## Input
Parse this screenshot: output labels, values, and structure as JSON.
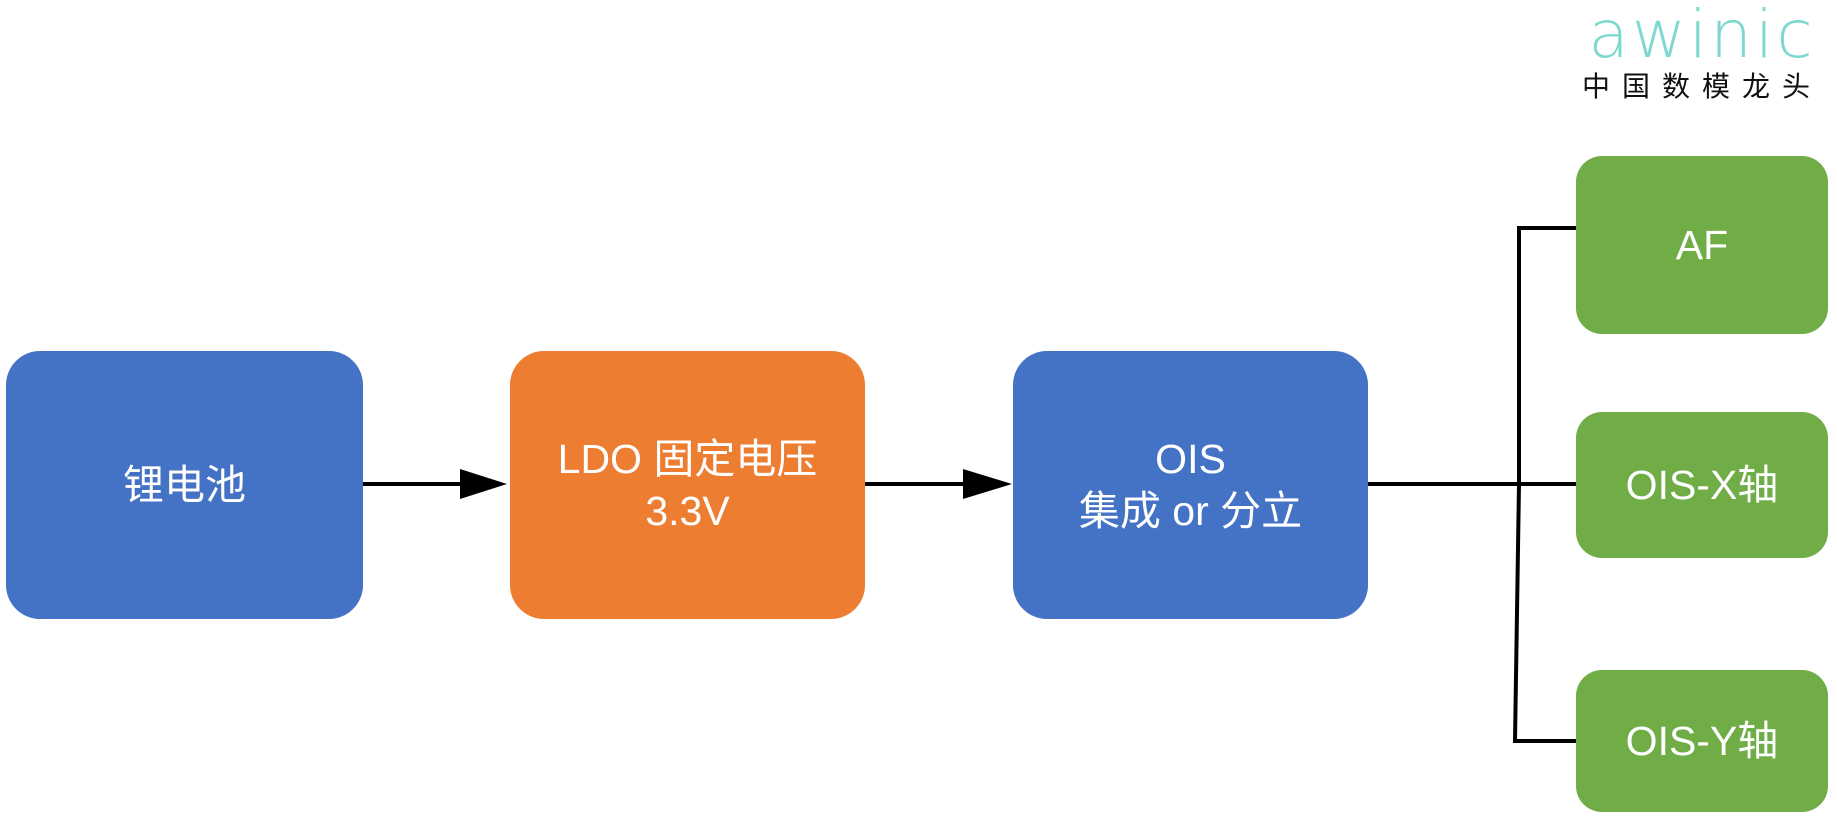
{
  "logo": {
    "word": "awinic",
    "tagline": "中国数模龙头",
    "color": "#7fd8d0"
  },
  "nodes": {
    "battery": {
      "label": "锂电池"
    },
    "ldo": {
      "line1": "LDO 固定电压",
      "line2": "3.3V"
    },
    "ois": {
      "line1": "OIS",
      "line2": "集成 or 分立"
    },
    "af": {
      "label": "AF"
    },
    "ois_x": {
      "label": "OIS-X轴"
    },
    "ois_y": {
      "label": "OIS-Y轴"
    }
  },
  "colors": {
    "blue": "#4472c4",
    "orange": "#ed7d31",
    "green": "#70ad47"
  }
}
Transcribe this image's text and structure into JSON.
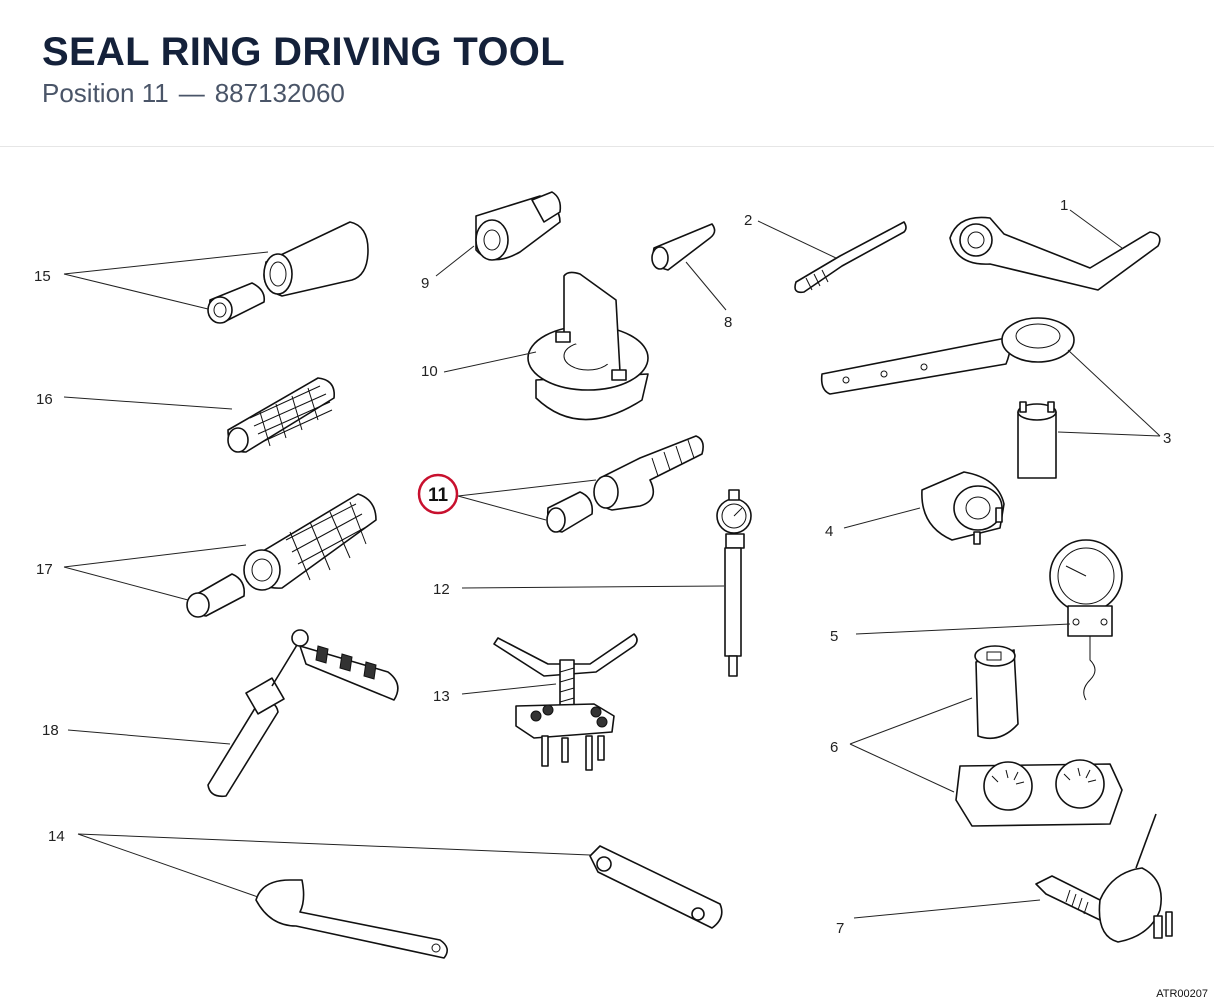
{
  "header": {
    "title": "SEAL RING DRIVING TOOL",
    "position_label": "Position 11",
    "separator": "—",
    "part_number": "887132060"
  },
  "callouts": {
    "c1": "1",
    "c2": "2",
    "c3": "3",
    "c4": "4",
    "c5": "5",
    "c6": "6",
    "c7": "7",
    "c8": "8",
    "c9": "9",
    "c10": "10",
    "c11": "11",
    "c12": "12",
    "c13": "13",
    "c14": "14",
    "c15": "15",
    "c16": "16",
    "c17": "17",
    "c18": "18"
  },
  "highlight": {
    "position": "11",
    "color": "#c8102e"
  },
  "footer": {
    "code": "ATR00207"
  }
}
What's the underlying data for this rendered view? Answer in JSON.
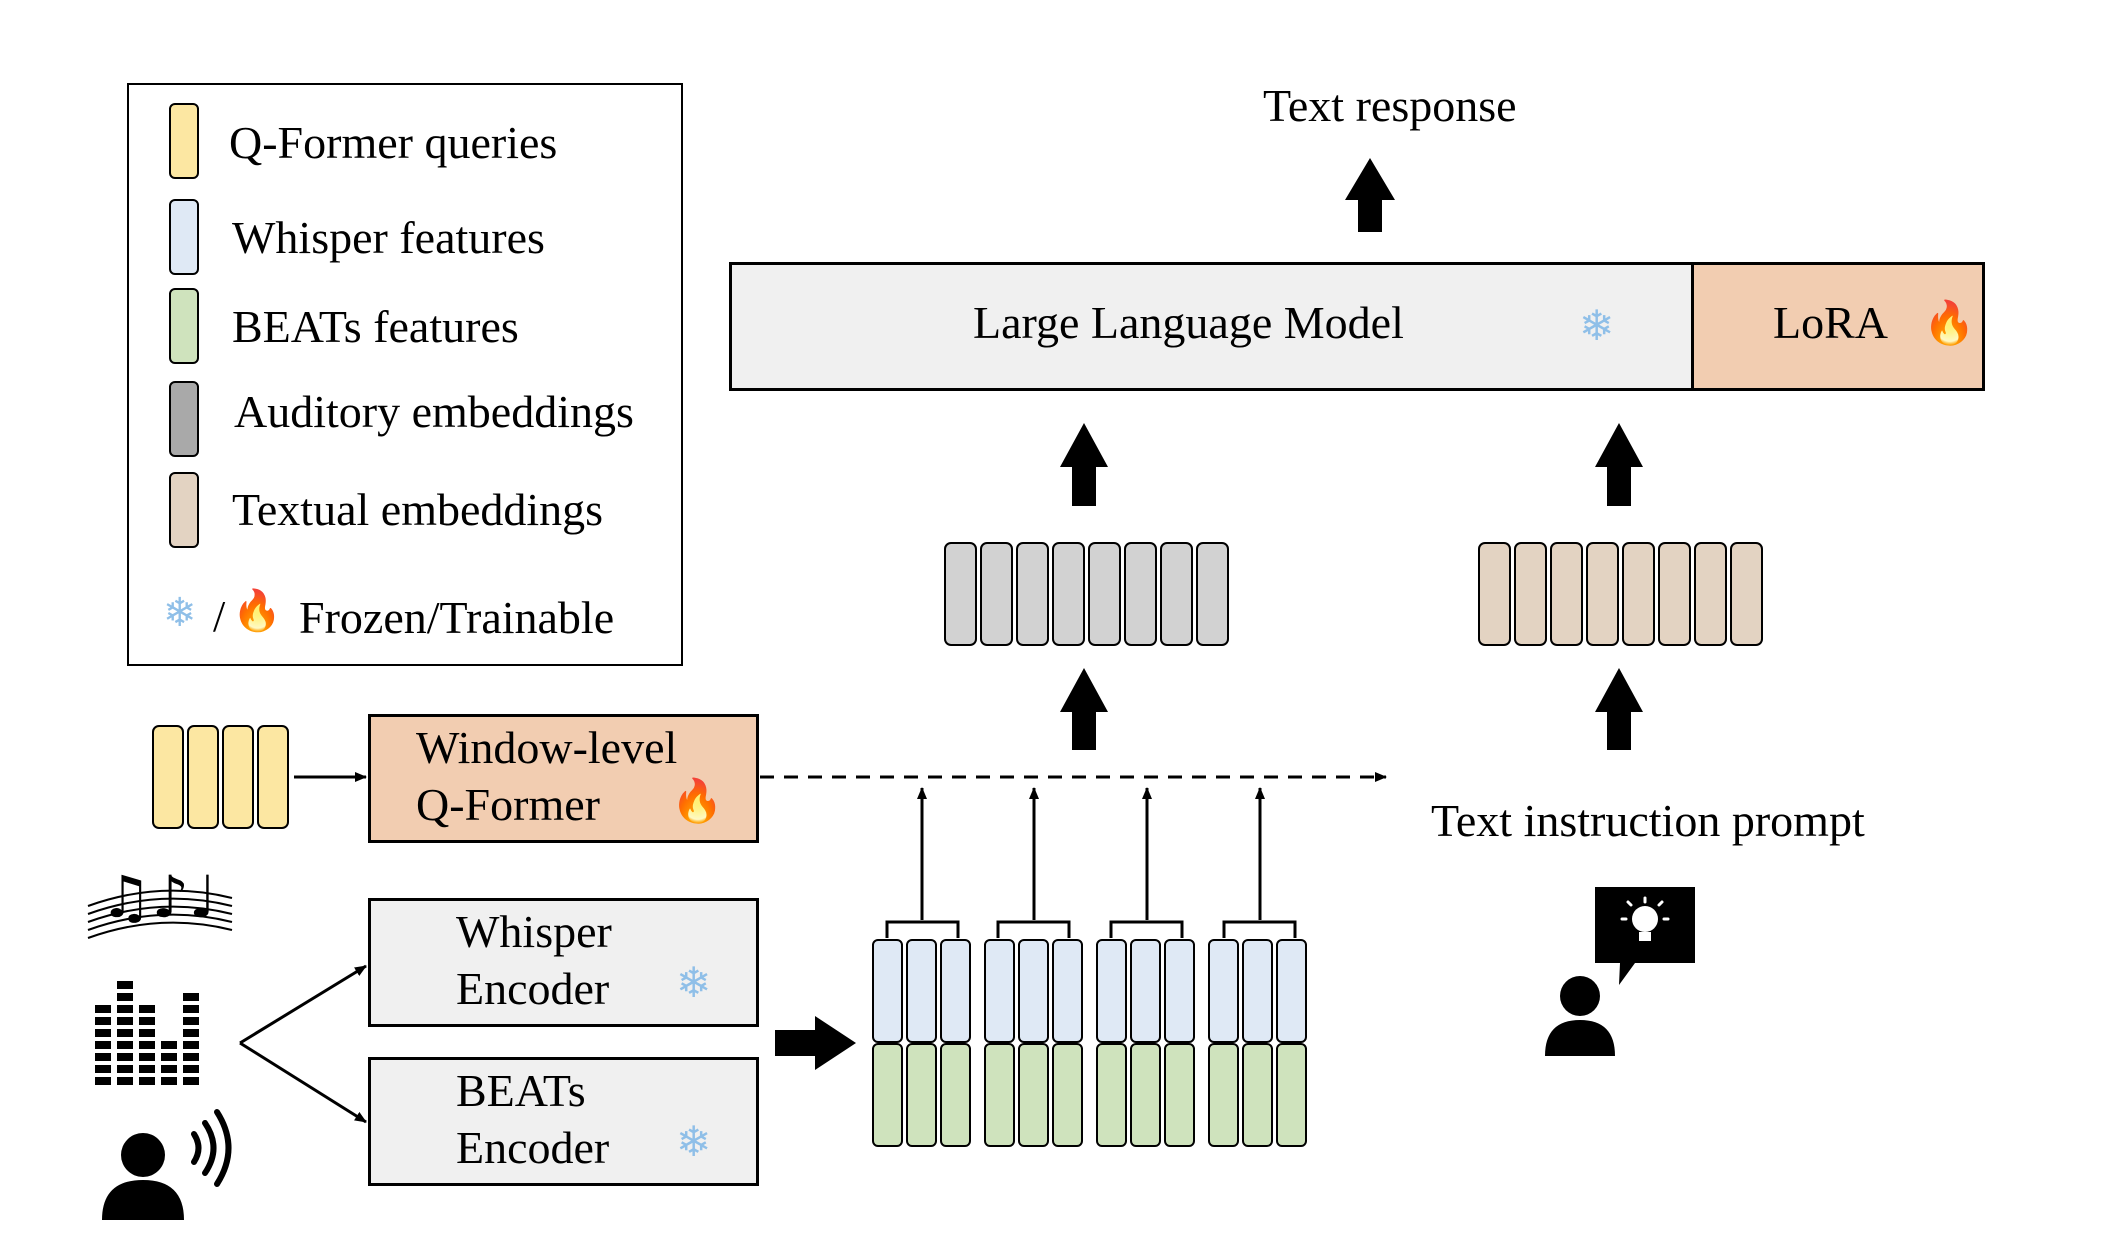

## Task statement
Any pictures should be dropped; transcribe the rest of the records above exactly.

## The answer
Parse this screenshot: output labels, values, and structure as JSON.
{
  "logo": {
    "word": "awinic",
    "tagline": "中国数模龙头",
    "color": "#7fd8d0"
  },
  "nodes": {
    "battery": {
      "label": "锂电池"
    },
    "ldo": {
      "line1": "LDO 固定电压",
      "line2": "3.3V"
    },
    "ois": {
      "line1": "OIS",
      "line2": "集成 or 分立"
    },
    "af": {
      "label": "AF"
    },
    "ois_x": {
      "label": "OIS-X轴"
    },
    "ois_y": {
      "label": "OIS-Y轴"
    }
  },
  "colors": {
    "blue": "#4472c4",
    "orange": "#ed7d31",
    "green": "#70ad47"
  }
}
Transcribe this image's text and structure into JSON.
{
  "header": {
    "title": "SEAL RING DRIVING TOOL",
    "position_label": "Position 11",
    "separator": "—",
    "part_number": "887132060"
  },
  "callouts": {
    "c1": "1",
    "c2": "2",
    "c3": "3",
    "c4": "4",
    "c5": "5",
    "c6": "6",
    "c7": "7",
    "c8": "8",
    "c9": "9",
    "c10": "10",
    "c11": "11",
    "c12": "12",
    "c13": "13",
    "c14": "14",
    "c15": "15",
    "c16": "16",
    "c17": "17",
    "c18": "18"
  },
  "highlight": {
    "position": "11",
    "color": "#c8102e"
  },
  "footer": {
    "code": "ATR00207"
  }
}
What's the underlying data for this rendered view? Answer in JSON.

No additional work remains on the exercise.